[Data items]
★ ★ ★ ★

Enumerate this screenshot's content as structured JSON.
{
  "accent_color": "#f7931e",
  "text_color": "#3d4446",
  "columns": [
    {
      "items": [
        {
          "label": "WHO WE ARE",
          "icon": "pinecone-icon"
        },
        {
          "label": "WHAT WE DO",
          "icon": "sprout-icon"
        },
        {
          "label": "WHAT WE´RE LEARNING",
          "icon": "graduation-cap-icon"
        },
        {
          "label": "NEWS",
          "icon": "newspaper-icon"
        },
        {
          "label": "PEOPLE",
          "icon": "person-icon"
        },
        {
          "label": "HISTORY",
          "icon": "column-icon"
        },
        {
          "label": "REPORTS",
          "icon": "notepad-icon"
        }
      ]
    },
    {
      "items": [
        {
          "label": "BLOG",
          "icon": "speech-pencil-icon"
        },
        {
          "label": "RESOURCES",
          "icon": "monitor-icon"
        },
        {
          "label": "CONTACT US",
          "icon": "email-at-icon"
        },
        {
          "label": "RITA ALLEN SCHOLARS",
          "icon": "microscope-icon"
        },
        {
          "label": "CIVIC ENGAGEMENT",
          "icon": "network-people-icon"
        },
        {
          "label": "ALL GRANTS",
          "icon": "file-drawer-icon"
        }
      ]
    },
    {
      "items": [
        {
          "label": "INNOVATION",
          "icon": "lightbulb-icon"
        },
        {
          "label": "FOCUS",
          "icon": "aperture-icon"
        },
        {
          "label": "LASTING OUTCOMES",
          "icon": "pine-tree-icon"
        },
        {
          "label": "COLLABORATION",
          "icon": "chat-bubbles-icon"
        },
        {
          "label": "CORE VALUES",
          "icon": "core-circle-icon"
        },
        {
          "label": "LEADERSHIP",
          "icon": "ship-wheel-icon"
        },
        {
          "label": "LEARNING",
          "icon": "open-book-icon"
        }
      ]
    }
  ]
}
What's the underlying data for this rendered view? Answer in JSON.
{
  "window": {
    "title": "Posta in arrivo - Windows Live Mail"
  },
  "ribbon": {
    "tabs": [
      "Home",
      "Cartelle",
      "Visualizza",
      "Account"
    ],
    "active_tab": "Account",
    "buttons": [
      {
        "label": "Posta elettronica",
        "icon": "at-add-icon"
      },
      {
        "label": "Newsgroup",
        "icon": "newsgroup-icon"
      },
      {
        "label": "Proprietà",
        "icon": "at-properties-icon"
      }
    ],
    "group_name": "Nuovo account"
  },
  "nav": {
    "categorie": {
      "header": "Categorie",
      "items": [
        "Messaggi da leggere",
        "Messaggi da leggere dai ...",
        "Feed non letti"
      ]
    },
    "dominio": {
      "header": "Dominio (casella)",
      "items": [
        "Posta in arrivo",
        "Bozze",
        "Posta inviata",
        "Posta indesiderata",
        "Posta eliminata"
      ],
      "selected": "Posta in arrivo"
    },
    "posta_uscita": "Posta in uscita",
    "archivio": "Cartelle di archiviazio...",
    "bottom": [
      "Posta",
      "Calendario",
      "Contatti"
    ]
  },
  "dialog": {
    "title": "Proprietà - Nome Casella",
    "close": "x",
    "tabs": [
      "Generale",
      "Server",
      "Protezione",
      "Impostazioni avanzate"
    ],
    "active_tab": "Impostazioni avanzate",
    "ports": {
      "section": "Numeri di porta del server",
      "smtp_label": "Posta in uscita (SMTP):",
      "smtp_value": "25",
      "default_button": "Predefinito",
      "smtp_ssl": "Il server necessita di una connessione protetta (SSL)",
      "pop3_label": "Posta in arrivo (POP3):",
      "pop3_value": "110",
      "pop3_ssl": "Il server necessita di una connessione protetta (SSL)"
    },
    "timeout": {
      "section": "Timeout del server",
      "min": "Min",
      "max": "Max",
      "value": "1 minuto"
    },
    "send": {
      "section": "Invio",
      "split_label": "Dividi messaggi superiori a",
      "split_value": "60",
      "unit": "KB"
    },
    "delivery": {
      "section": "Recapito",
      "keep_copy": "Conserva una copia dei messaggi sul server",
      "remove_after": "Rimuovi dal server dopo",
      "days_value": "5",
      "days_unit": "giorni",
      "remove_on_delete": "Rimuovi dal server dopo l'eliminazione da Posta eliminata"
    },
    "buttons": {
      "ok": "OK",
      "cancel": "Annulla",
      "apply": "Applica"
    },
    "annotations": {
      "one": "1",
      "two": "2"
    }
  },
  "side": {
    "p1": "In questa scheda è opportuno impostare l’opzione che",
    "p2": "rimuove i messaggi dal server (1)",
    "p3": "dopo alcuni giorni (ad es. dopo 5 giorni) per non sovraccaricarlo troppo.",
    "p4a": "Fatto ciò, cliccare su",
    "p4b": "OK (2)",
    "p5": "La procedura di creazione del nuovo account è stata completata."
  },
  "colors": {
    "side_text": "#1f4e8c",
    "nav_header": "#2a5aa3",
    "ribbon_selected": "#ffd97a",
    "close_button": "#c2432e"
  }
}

★ ★ ★ ★

Write out all of the records above exactly as they appear.

Enumerate this screenshot's content as structured JSON.
{
  "accent_color": "#f7931e",
  "text_color": "#3d4446",
  "columns": [
    {
      "items": [
        {
          "label": "WHO WE ARE",
          "icon": "pinecone-icon"
        },
        {
          "label": "WHAT WE DO",
          "icon": "sprout-icon"
        },
        {
          "label": "WHAT WE´RE LEARNING",
          "icon": "graduation-cap-icon"
        },
        {
          "label": "NEWS",
          "icon": "newspaper-icon"
        },
        {
          "label": "PEOPLE",
          "icon": "person-icon"
        },
        {
          "label": "HISTORY",
          "icon": "column-icon"
        },
        {
          "label": "REPORTS",
          "icon": "notepad-icon"
        }
      ]
    },
    {
      "items": [
        {
          "label": "BLOG",
          "icon": "speech-pencil-icon"
        },
        {
          "label": "RESOURCES",
          "icon": "monitor-icon"
        },
        {
          "label": "CONTACT US",
          "icon": "email-at-icon"
        },
        {
          "label": "RITA ALLEN SCHOLARS",
          "icon": "microscope-icon"
        },
        {
          "label": "CIVIC ENGAGEMENT",
          "icon": "network-people-icon"
        },
        {
          "label": "ALL GRANTS",
          "icon": "file-drawer-icon"
        }
      ]
    },
    {
      "items": [
        {
          "label": "INNOVATION",
          "icon": "lightbulb-icon"
        },
        {
          "label": "FOCUS",
          "icon": "aperture-icon"
        },
        {
          "label": "LASTING OUTCOMES",
          "icon": "pine-tree-icon"
        },
        {
          "label": "COLLABORATION",
          "icon": "chat-bubbles-icon"
        },
        {
          "label": "CORE VALUES",
          "icon": "core-circle-icon"
        },
        {
          "label": "LEADERSHIP",
          "icon": "ship-wheel-icon"
        },
        {
          "label": "LEARNING",
          "icon": "open-book-icon"
        }
      ]
    }
  ]
}
What's the underlying data for this rendered view? Answer in JSON.
{
  "window": {
    "title": "Posta in arrivo - Windows Live Mail"
  },
  "ribbon": {
    "tabs": [
      "Home",
      "Cartelle",
      "Visualizza",
      "Account"
    ],
    "active_tab": "Account",
    "buttons": [
      {
        "label": "Posta elettronica",
        "icon": "at-add-icon"
      },
      {
        "label": "Newsgroup",
        "icon": "newsgroup-icon"
      },
      {
        "label": "Proprietà",
        "icon": "at-properties-icon"
      }
    ],
    "group_name": "Nuovo account"
  },
  "nav": {
    "categorie": {
      "header": "Categorie",
      "items": [
        "Messaggi da leggere",
        "Messaggi da leggere dai ...",
        "Feed non letti"
      ]
    },
    "dominio": {
      "header": "Dominio (casella)",
      "items": [
        "Posta in arrivo",
        "Bozze",
        "Posta inviata",
        "Posta indesiderata",
        "Posta eliminata"
      ],
      "selected": "Posta in arrivo"
    },
    "posta_uscita": "Posta in uscita",
    "archivio": "Cartelle di archiviazio...",
    "bottom": [
      "Posta",
      "Calendario",
      "Contatti"
    ]
  },
  "dialog": {
    "title": "Proprietà - Nome Casella",
    "close": "x",
    "tabs": [
      "Generale",
      "Server",
      "Protezione",
      "Impostazioni avanzate"
    ],
    "active_tab": "Impostazioni avanzate",
    "ports": {
      "section": "Numeri di porta del server",
      "smtp_label": "Posta in uscita (SMTP):",
      "smtp_value": "25",
      "default_button": "Predefinito",
      "smtp_ssl": "Il server necessita di una connessione protetta (SSL)",
      "pop3_label": "Posta in arrivo (POP3):",
      "pop3_value": "110",
      "pop3_ssl": "Il server necessita di una connessione protetta (SSL)"
    },
    "timeout": {
      "section": "Timeout del server",
      "min": "Min",
      "max": "Max",
      "value": "1 minuto"
    },
    "send": {
      "section": "Invio",
      "split_label": "Dividi messaggi superiori a",
      "split_value": "60",
      "unit": "KB"
    },
    "delivery": {
      "section": "Recapito",
      "keep_copy": "Conserva una copia dei messaggi sul server",
      "remove_after": "Rimuovi dal server dopo",
      "days_value": "5",
      "days_unit": "giorni",
      "remove_on_delete": "Rimuovi dal server dopo l'eliminazione da Posta eliminata"
    },
    "buttons": {
      "ok": "OK",
      "cancel": "Annulla",
      "apply": "Applica"
    },
    "annotations": {
      "one": "1",
      "two": "2"
    }
  },
  "side": {
    "p1": "In questa scheda è opportuno impostare l’opzione che",
    "p2": "rimuove i messaggi dal server (1)",
    "p3": "dopo alcuni giorni (ad es. dopo 5 giorni) per non sovraccaricarlo troppo.",
    "p4a": "Fatto ciò, cliccare su",
    "p4b": "OK (2)",
    "p5": "La procedura di creazione del nuovo account è stata completata."
  },
  "colors": {
    "side_text": "#1f4e8c",
    "nav_header": "#2a5aa3",
    "ribbon_selected": "#ffd97a",
    "close_button": "#c2432e"
  }
}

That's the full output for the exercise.